* [Extract to read]
┌────────
The Energy Polarizer
Author
Tim Meyer
Illustrations
Nano Banana
Peter Brock was not just a racing driver. He was Peter Perfect. Brocky. The King of the Mountain. The man who turned Bathurst into personal mythology and made Holden feel less like a car company and more like a national tribe. For a generation of Australians, Brock was speed with a human face. Calm. Charismatic. A little mystical even before the crystals arrived.
Then, in the late 1980s, one of the most successful partnerships in Australian motoring history came undone over something barely larger than a cigarette packet. It was called the Energy Polarizer. A small device fitted to HDT vehicles, said to improve ride, handling, noise, fuel efficiency and overall mechanical harmony by aligning the molecules of the car. It sounded technical enough to be printed in an official brochure. It looked plausible enough to be mounted in an engine bay. And it was strange enough to make Holden engineers step back and say, absolutely not.
Inside were crystals, magnets, tin foil and resin. Outside was a sticker carrying Peter Brock’s name. Between those two things sat one of the great Australian stories of belief colliding with business. A story about a sporting hero at full altitude, a car company trying to protect its credibility, and a mysterious little box that still refuses to disappear.


The crystal energy that broke Holden
Before the Energy Polarizer, there was the myth. Brock’s relationship with Holden began in the late 1960s and became one of the defining relationships in Australian motorsport. He won Bathurst nine times. He won Sandown nine times. He won the Australian Touring Car Championship three times. His name became inseparable from Mount Panorama, from the red dust and white lines of Bathurst, from the blue-and-white blur of HDT cars moving with impossible confidence.
He was not just good. He was trusted. That matters. Because this story only works if you understand how much cultural power Brock carried. If a fringe inventor or backyard mechanic had turned up with a box of crystals and claimed it could make cars better, the story would have evaporated in a week. But this was Peter Brock. The man who knew what cars could do. The man who seemed to feel mechanical things before other people could measure them.
He had a gift for speed, but also for aura. He made the performance feel personal. He made Holden feel heroic. And when he moved from racing driver to creator of high-performance road cars through HDT Special Vehicles, the line between race track and showroom became beautifully blurred. Brock was not simply selling modified Commodores. He was selling a piece of the mountain.
└────────
* [Problems and tasks]
- a) Copy out the passage of the Energy Polarizer piece from "Inside were crystals, magnets, tin" to "with impossible confidence.", word for word.
- b) Using the Energy Polarizer piece, tell whether each statement agrees with it: (i) Brock won Bathurst nine times; (ii) Brock won the Australian Touring Car Championship five times; (iii) the Energy Polarizer held crystals, magnets, tin foil and resin. Answer yes or no for each and quote the words that decide it.

* [Data excerpt]
┌────────
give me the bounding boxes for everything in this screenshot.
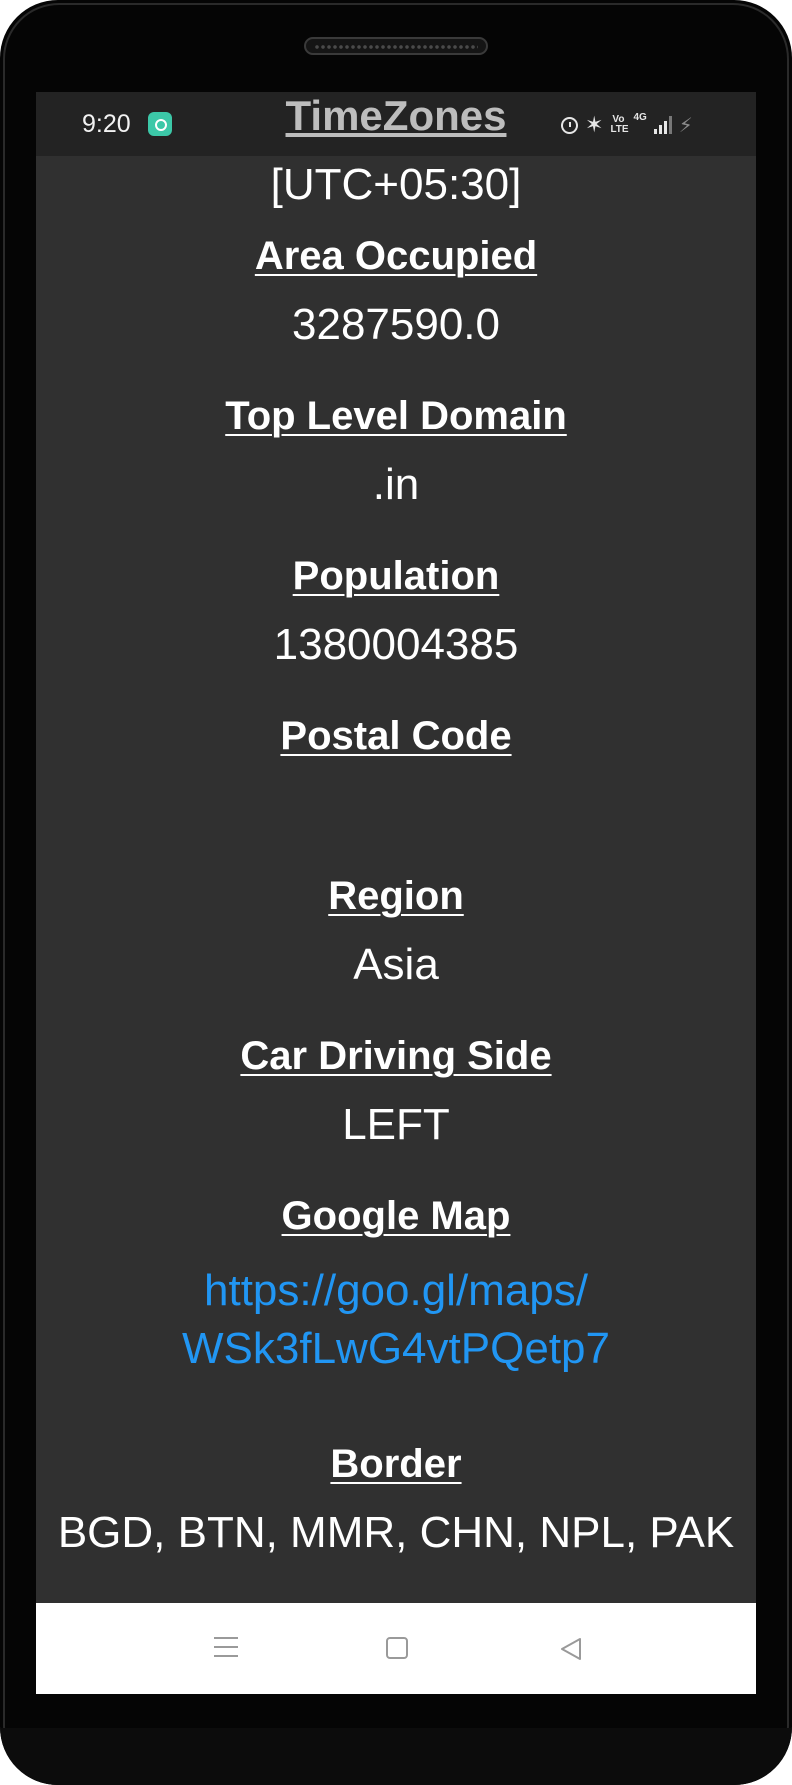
└────────
* [Answers for the exercise]
- a)
Inside were crystals, magnets, tin foil and resin. Outside was a sticker carrying Peter Brock’s name. Between those two things sat one of the great Australian stories of belief colliding with business. A story about a sporting hero at full altitude, a car company trying to protect its credibility, and a mysterious little box that still refuses to disappear.


The crystal energy that broke Holden
Before the Energy Polarizer, there was the myth. Brock’s relationship with Holden began in the late 1960s and became one of the defining relationships in Australian motorsport. He won Bathurst nine times. He won Sandown nine times. He won the Australian Touring Car Championship three times. His name became inseparable from Mount Panorama, from the red dust and white lines of Bathurst, from the blue-and-white blur of HDT cars moving with impossible confidence.

- b)
(i) Yes: "He won Bathurst nine times."
(ii) No: "He won the Australian Touring Car Championship three times."
(iii) Yes: "Inside were crystals, magnets, tin foil and resin."